━━ TEXT SECTION ━━

Patients Assigned to 20 mg of Sildenafil
Patients Assigned to 40 mg of Sildenafil
|Age, yr||64 ± 7||66 ± 7||62 ± 6|
|FVC, % predicted||65 ± 20||68 ± 23||62 ± 17|
|FEV1, % predicted||35 ± 11||35 ± 12||34 ± 11|
|FEV1/FVC||0.39 ± 0.11||0.38 ± 0.11||0.42 ± 0.12|
|TLC, % predicted||114 ± 19||119 ± 14||109 ± 23|
|DlCO, % predicted||44 ± 17||48 ± 18||41 ± 17|
|PaO2, mm Hg||64 ± 11||69 ± 11||58 ± 8*|
|PaCO2, mm Hg||42 ± 6||39 ± 5||46 ± 6*|
|P(a–a)O2, mm Hg||32 ± 9||31 ± 9||35 ± 10|
|mPAP, mm Hg||27 ± 10||25 ± 6||30 ± 13|
|PCWP, mm Hg||7 ± 3||7 ± 3||7 ± 3|
|CI, L·min−1·m2||2.72 ± 0.44||2.59 ± 0.47||2.87 ± 0.38|
|PVR, dyn·s·cm−5||339 ± 165||321 ± 92||362 ± 229|
|Wmax, % predicted||35 ± 15||36 ± 14||34 ± 19|
|V̇o2max, % predicted||53 ± 20||55 ± 18||51 ± 23|
The study was approved by the internal review board of Hospital Clínic (Barcelona, Spain) and written informed consent was obtained from each participant.

━━━
━━ ENTRIES PROVIDED ━━

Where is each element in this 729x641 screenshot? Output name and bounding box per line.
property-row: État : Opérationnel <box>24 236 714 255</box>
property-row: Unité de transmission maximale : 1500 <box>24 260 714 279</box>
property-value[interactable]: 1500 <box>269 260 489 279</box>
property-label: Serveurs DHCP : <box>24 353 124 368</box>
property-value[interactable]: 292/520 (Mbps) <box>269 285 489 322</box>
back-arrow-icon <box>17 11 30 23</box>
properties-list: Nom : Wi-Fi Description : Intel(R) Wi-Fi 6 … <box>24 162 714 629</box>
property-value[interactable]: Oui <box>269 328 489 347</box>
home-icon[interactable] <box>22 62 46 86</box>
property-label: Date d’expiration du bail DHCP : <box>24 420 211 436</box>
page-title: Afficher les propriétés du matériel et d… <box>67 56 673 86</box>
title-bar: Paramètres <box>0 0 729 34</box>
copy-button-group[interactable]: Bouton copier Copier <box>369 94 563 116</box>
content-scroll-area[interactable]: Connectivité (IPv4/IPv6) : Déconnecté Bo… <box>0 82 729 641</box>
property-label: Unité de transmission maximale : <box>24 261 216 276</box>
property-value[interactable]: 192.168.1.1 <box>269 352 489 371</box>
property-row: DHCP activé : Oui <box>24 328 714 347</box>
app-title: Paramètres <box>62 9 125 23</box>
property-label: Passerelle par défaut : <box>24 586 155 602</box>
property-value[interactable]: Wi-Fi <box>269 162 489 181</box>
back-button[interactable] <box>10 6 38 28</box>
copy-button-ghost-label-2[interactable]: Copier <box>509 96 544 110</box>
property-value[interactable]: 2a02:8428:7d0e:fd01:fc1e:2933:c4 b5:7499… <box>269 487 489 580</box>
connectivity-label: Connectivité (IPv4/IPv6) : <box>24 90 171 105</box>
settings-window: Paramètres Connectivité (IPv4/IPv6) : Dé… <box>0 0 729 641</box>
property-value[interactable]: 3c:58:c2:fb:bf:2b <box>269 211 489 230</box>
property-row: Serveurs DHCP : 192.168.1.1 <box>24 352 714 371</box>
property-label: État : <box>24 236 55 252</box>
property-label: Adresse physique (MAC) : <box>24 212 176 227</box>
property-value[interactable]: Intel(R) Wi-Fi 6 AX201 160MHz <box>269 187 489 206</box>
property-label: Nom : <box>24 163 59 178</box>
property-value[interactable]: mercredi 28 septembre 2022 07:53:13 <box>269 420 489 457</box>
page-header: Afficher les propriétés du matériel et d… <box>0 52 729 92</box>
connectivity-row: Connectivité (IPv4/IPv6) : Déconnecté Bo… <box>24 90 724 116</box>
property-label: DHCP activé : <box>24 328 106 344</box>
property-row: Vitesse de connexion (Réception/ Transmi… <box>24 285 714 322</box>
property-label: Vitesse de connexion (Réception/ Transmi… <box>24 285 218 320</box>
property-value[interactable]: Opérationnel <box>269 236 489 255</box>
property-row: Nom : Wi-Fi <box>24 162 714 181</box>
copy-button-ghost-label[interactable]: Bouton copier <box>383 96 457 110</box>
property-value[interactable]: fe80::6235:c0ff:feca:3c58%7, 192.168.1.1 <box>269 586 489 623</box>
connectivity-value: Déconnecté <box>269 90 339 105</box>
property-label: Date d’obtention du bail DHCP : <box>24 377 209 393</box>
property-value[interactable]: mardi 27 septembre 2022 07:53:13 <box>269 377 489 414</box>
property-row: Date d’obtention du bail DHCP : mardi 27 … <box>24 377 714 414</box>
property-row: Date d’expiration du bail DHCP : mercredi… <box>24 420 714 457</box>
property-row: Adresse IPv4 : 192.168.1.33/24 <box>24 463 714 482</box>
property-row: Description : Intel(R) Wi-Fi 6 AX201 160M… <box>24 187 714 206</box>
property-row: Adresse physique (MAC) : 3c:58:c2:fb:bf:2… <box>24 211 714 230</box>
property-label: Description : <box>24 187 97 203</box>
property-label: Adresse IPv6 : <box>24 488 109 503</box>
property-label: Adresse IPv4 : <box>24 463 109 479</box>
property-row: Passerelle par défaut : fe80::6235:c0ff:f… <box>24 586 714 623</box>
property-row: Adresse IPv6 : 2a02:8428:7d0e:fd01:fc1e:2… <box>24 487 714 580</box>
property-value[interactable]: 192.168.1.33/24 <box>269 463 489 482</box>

━━━

WORK INSTRUCTIONS —
- 1) Rewrite the paragraph of the sildenafil study text that begins "The study was approved" as a brief list that keeps its main facts.
- 2) Carry on the sildenafil study text from its final sentence.

EXPECTED RESULTS —
- 1)
- Approved by the internal review board of Hospital Clínic (Barcelona, Spain)
- Written informed consent obtained from each participant

- 2)
Before the study, the highest workload that each patient could tolerate was determined by an incremental exercise test. The day of the study, a Swan-Ganz catheter and an arterial line were placed in the pulmonary and radial arteries, respectively. Pulmonary vascular pressures were measured at end-expiration. Cardiac output (CO) was determined by the thermodilution technique.
Ventilation and respiratory gas measurements in arterial and mixed venous blood and mixed expired air were performed as previously described (25). Tissue oxygen delivery was calculated by multiplying the oxygen content in arterial blood by CO.
Ventilation–perfusion distributions were estimated by the inert gas elimination technique (26). The dispersion of perfusion and ventilation distributions on a logarithmic scale (LogSDQ and LogSDV, respectively) were used as indices of mismatch (upper normal limit: LogSDQ, 0.60; LogSDV, 0.65) (27). The difference among retentions and excretions of inert gases, corrected for dead space (DISP R–E, normal < 3.0), was used as an overall descriptor of inequality (27).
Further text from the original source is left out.